* **WHAT YOU WILL DO**:
1. Answer these questions from the excerpt on NSW coal seam gas:
(a) How large was AGL's write down for its Moranbah CSG field in the December 2015 quarter?
(b) What share of its natural gas does NSW import?
(c) How much did AGL say would be needed to develop Gloucester?
2. Write out the excerpt on NSW coal seam gas from "AGL copped a" to "state’s gas needs.".
3. Resume the excerpt on NSW coal seam gas where it stops.
EXCERPTED PASSAGE: Begin
AGL copped a $375 million write down in the December 2015 quarter for its underperforming Moranbah CSG field in Queensland, wore $166 million for deciding to abandon its Gloucester project in NSW and will also terminate production from its Camden CSG project in that state by 2023, 12 years earlier than expected.
The company has since moved out of upstream oil and gas to start a renewable energy fund, increasing fears the move would exacerbate the gas shortage of NSW, which imports 95% of its natural gas.
The NSW government has deemed Santos’ Narrabri proposal a “strategic energy project” given its critical capacity to supply up to half the state’s gas needs.
AGL said $1 billion would be needed to develop Gloucester, a cost so big that the company was not confident of sufficient returns. Its PEL 285 permit has been returned to the state government.
Then came “rabble rouser”, aka @mrl58, with: “Flogging a dead #csg horse, let’s hope @SantosLtd realise before #Pilliga #water & Great Artesian Basin are destroyed @EnergyNewsAu.”
The CSG “horse” could be said to be dead in that the state has been buying back leases leaving Santos the last one standing.
However, given the state’s chronic gas needs and energy minister Anthony Roberts this week calling for “experts” to figure out a way forward to produce “clean, affordable and reliable” energy, it would appear gas is the best way to go given analysis from industry consultancy RISC says battery storage technology that would make renewables more reliable and competitive with coal and gas-fired generation is at least a decade away.
EXCERPTED PASSAGE: End
STUDY MATERIAL: Begin
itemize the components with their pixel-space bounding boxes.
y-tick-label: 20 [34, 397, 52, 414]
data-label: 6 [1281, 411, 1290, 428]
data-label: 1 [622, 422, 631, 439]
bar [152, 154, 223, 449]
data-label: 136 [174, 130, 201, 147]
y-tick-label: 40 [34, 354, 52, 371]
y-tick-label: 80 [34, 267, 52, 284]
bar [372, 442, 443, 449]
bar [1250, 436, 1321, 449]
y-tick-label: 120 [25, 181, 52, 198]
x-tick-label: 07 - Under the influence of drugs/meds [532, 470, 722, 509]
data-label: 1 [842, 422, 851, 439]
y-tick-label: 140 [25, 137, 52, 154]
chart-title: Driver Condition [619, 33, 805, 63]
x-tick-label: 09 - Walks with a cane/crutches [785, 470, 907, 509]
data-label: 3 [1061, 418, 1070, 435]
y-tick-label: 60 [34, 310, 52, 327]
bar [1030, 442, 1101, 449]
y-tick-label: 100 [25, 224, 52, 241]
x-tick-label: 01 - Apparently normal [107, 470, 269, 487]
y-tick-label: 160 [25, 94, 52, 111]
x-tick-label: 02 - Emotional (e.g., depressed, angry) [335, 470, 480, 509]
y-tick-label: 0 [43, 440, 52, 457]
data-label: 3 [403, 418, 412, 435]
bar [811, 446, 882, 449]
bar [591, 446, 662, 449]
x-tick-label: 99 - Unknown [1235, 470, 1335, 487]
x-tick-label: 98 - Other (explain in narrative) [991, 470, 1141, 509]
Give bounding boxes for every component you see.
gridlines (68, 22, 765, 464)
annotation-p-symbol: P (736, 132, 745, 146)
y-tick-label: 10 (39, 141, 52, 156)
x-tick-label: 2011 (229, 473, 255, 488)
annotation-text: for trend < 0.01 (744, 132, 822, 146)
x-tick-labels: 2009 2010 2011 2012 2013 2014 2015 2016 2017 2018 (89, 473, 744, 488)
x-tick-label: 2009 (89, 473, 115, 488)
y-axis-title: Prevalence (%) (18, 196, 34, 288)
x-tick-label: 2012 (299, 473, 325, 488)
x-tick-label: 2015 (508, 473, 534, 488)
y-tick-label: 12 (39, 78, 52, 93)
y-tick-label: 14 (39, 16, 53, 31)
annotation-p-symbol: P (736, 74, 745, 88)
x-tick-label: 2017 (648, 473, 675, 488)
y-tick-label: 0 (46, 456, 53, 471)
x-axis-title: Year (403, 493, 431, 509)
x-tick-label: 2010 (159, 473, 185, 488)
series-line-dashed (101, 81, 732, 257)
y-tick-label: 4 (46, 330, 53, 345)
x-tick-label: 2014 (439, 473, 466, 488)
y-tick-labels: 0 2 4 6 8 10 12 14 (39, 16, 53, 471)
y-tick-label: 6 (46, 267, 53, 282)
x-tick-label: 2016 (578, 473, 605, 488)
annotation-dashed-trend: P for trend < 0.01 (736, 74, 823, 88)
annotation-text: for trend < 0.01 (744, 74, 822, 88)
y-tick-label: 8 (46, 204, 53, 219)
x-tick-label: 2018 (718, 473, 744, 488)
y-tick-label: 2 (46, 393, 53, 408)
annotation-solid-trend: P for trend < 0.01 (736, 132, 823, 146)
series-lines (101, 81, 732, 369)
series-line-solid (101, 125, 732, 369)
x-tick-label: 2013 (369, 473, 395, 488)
STUDY MATERIAL: End
* **ANSWERS TO THE TASKS**:
1.
(a) $375 million
(b) 95%
(c) $1 billion

2.
AGL copped a $375 million write down in the December 2015 quarter for its underperforming Moranbah CSG field in Queensland, wore $166 million for deciding to abandon its Gloucester project in NSW and will also terminate production from its Camden CSG project in that state by 2023, 12 years earlier than expected.
The company has since moved out of upstream oil and gas to start a renewable energy fund, increasing fears the move would exacerbate the gas shortage of NSW, which imports 95% of its natural gas.
The NSW government has deemed Santos’ Narrabri proposal a “strategic energy project” given its critical capacity to supply up to half the state’s gas needs.

3.
@CycloneCharlie8 followed up with “@EnergyNewsAu Won’t do @SantosLtd any good, $6.5 B debt and exporting #LNG at a loss. The Pilliga project is finished financially”
Santos did load up on debt for its $18.5 billion Gladstone LNG project which some analysts believe is running at a loss, but the company has maintained since before it went online last October that
GLNG is cash-flow positive at $US40/barrel and a foreign exchange rate of A80c/US dollar.
Overnight the Aussie dollar bought US76.4c, while Brent has not been under $40 since April 6 after the horror plunge in January that saw it dip to $30 amid a 12-year low.
During that horror month of January, JP Morgan that Santos would barely be breaking even.
Energy News understands that Santos needs to do more appraisal work and complete an Environmental Impact Study to the regulator before it gets a true idea of the size of the project which would then determine the cost, so Cyclone Charlie’s comments are presumptuous and, for activists, optimistic.
Heatherjane black also Tweeted with “@EnergyNewsAu @SantosLtd NO winders in the Pilliga. The air, soil, water, GAB and even Santos won’t win anything in the long run. ALL LOSE.”
Water expert Dr Richard Cresswell, principal hydrogeologist and Jacobs Engineering Group and the CSIRO’s former principal research scientist, said last September that Santos’ proposed Narrabri gas project would not impact the major recharge zones of the GAB.
“The main recharge areas in the region around Narrabri for the GAB are in the Warrumbungles to the south and from the Namoi River alluvium system to the north,” Dr Cresswell said.
“The area around where the gas project is, is in fact is a very low recharge area. The water in the GAB comes from rainfall falling on the recharge zones all around the margins.”
John Hampsire followed up with “@PilligaPush @CRAG_Coona @EnergyNewsAu @SantosLtd Yep: + this judgement highlights bias to biz in laws that govern L&E Court outcomes”
Even last Friday @PilligaPush was still at it, Tweeting: “… and look what happened with Rio Tinto at Bulga!”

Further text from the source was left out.